*Problem*
List every line in this data where the string "約定日時" occurs.

*Exercise materials*
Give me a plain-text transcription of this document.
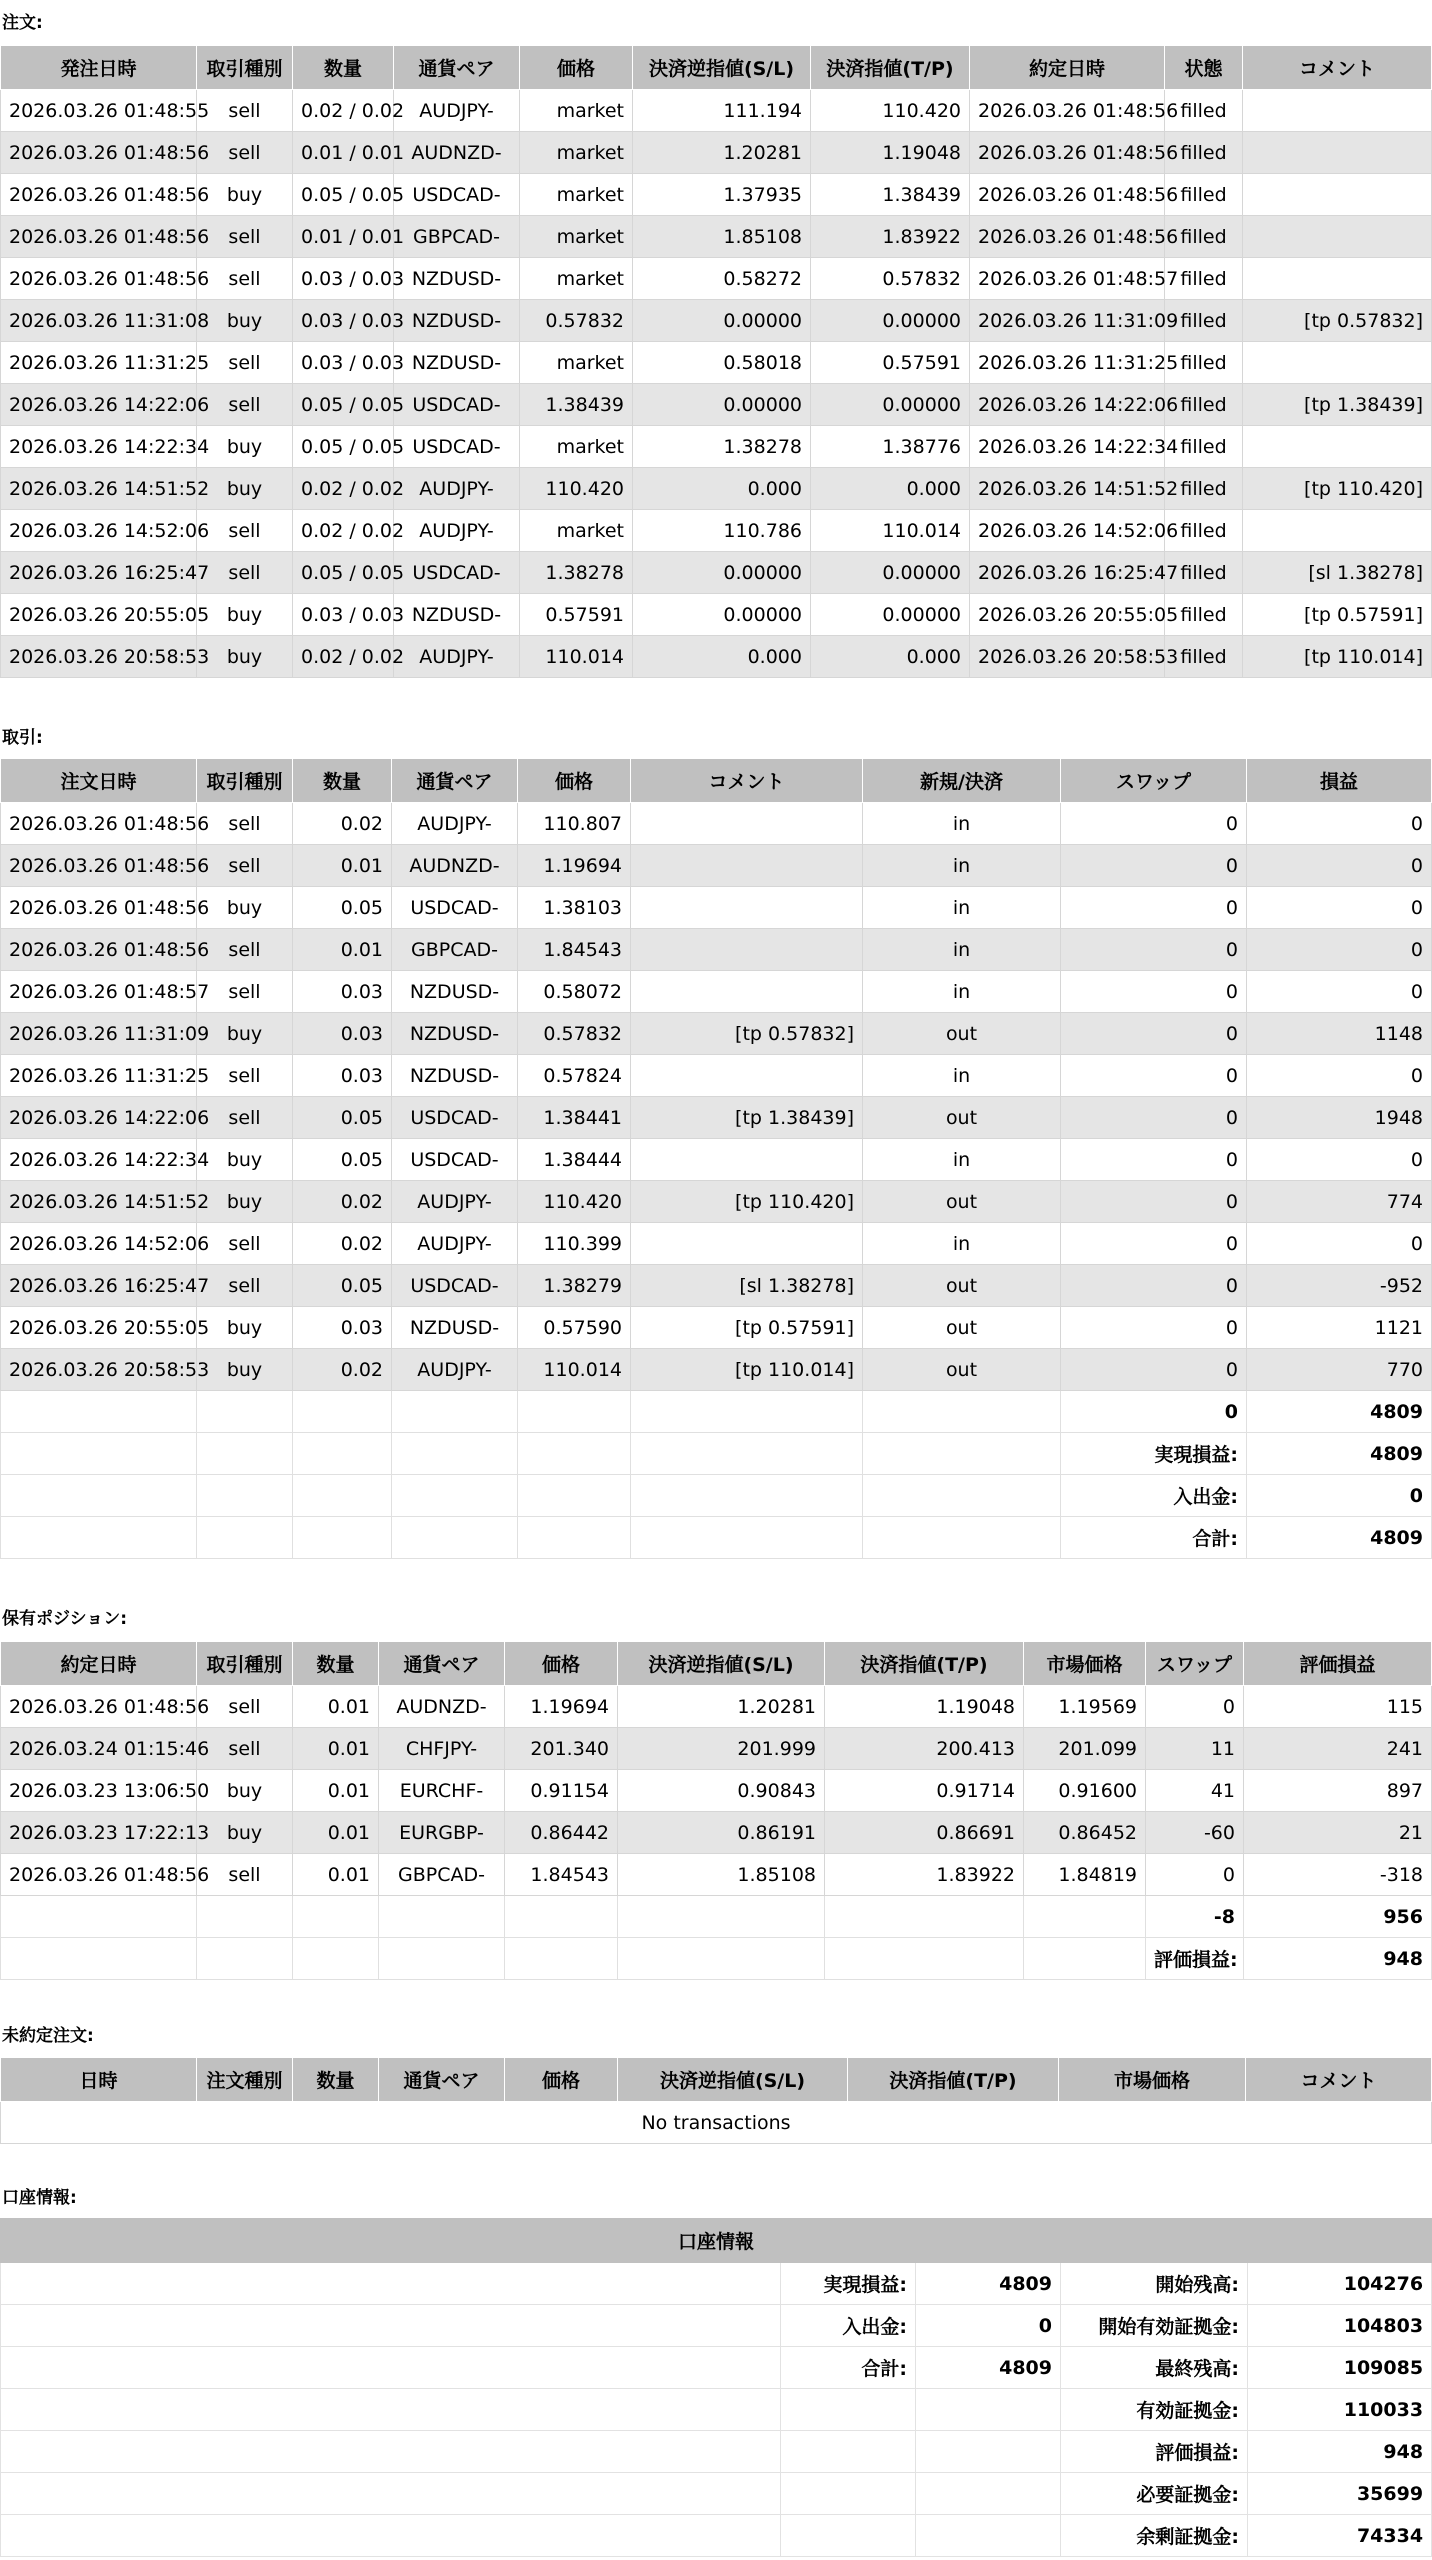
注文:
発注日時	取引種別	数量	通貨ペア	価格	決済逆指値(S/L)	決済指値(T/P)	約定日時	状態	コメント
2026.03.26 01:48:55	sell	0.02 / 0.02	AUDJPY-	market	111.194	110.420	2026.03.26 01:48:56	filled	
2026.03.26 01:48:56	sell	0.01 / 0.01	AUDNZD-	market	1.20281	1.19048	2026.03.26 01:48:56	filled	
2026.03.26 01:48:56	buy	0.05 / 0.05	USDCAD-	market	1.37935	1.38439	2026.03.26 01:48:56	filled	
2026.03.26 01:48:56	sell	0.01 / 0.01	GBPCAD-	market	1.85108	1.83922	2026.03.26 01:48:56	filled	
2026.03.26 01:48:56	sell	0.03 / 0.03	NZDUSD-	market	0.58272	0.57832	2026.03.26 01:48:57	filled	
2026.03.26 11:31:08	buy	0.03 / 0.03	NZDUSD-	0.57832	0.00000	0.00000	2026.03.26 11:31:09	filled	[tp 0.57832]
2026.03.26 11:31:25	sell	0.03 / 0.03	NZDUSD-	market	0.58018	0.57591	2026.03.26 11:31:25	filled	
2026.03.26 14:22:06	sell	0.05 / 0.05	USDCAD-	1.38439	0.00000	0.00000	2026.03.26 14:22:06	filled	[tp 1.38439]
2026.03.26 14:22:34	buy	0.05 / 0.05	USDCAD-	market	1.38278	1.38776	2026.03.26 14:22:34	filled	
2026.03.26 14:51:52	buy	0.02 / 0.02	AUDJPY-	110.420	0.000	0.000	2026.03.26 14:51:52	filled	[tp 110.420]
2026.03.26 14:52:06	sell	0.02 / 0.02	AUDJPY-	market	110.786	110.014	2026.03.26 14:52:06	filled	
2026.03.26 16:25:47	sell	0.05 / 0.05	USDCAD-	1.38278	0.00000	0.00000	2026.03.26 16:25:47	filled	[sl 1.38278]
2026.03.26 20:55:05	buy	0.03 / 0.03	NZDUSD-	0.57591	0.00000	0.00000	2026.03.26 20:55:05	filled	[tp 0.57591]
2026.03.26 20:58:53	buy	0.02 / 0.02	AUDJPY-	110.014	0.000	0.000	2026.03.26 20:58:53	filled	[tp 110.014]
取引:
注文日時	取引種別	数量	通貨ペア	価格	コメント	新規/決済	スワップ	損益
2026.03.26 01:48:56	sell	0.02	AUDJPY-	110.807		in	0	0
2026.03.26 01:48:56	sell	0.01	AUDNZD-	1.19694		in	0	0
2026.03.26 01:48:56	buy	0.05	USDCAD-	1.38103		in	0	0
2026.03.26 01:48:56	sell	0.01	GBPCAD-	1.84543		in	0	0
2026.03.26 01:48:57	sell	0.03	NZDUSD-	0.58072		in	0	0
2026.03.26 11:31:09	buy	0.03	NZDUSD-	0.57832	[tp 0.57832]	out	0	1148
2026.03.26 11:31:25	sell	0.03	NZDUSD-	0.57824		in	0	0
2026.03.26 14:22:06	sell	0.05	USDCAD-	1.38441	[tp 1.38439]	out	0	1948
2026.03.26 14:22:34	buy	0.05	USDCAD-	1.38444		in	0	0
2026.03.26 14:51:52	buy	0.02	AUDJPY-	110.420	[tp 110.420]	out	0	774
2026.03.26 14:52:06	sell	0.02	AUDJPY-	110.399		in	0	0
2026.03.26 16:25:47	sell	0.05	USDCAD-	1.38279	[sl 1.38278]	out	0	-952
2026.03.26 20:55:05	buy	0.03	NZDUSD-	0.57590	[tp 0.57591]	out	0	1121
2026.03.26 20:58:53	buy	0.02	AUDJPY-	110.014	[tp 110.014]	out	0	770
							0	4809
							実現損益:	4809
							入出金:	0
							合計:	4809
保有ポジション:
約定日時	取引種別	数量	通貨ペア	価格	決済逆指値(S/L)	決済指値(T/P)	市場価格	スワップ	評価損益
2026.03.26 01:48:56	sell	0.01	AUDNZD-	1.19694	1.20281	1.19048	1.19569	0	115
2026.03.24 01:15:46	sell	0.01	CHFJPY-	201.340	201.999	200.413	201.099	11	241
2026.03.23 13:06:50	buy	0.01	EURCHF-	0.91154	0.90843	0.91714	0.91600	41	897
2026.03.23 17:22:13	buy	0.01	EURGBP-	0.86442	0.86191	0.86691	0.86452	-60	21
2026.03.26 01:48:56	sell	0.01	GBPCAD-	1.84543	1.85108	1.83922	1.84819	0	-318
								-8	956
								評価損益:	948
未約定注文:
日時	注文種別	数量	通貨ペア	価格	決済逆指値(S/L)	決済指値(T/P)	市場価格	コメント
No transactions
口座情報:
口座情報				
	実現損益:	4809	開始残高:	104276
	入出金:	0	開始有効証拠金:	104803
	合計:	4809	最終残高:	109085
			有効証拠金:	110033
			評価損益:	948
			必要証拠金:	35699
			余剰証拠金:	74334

*Task response*
発注日時	取引種別	数量	通貨ペア	価格	決済逆指値(S/L)	決済指値(T/P)	約定日時	状態	コメント
約定日時	取引種別	数量	通貨ペア	価格	決済逆指値(S/L)	決済指値(T/P)	市場価格	スワップ	評価損益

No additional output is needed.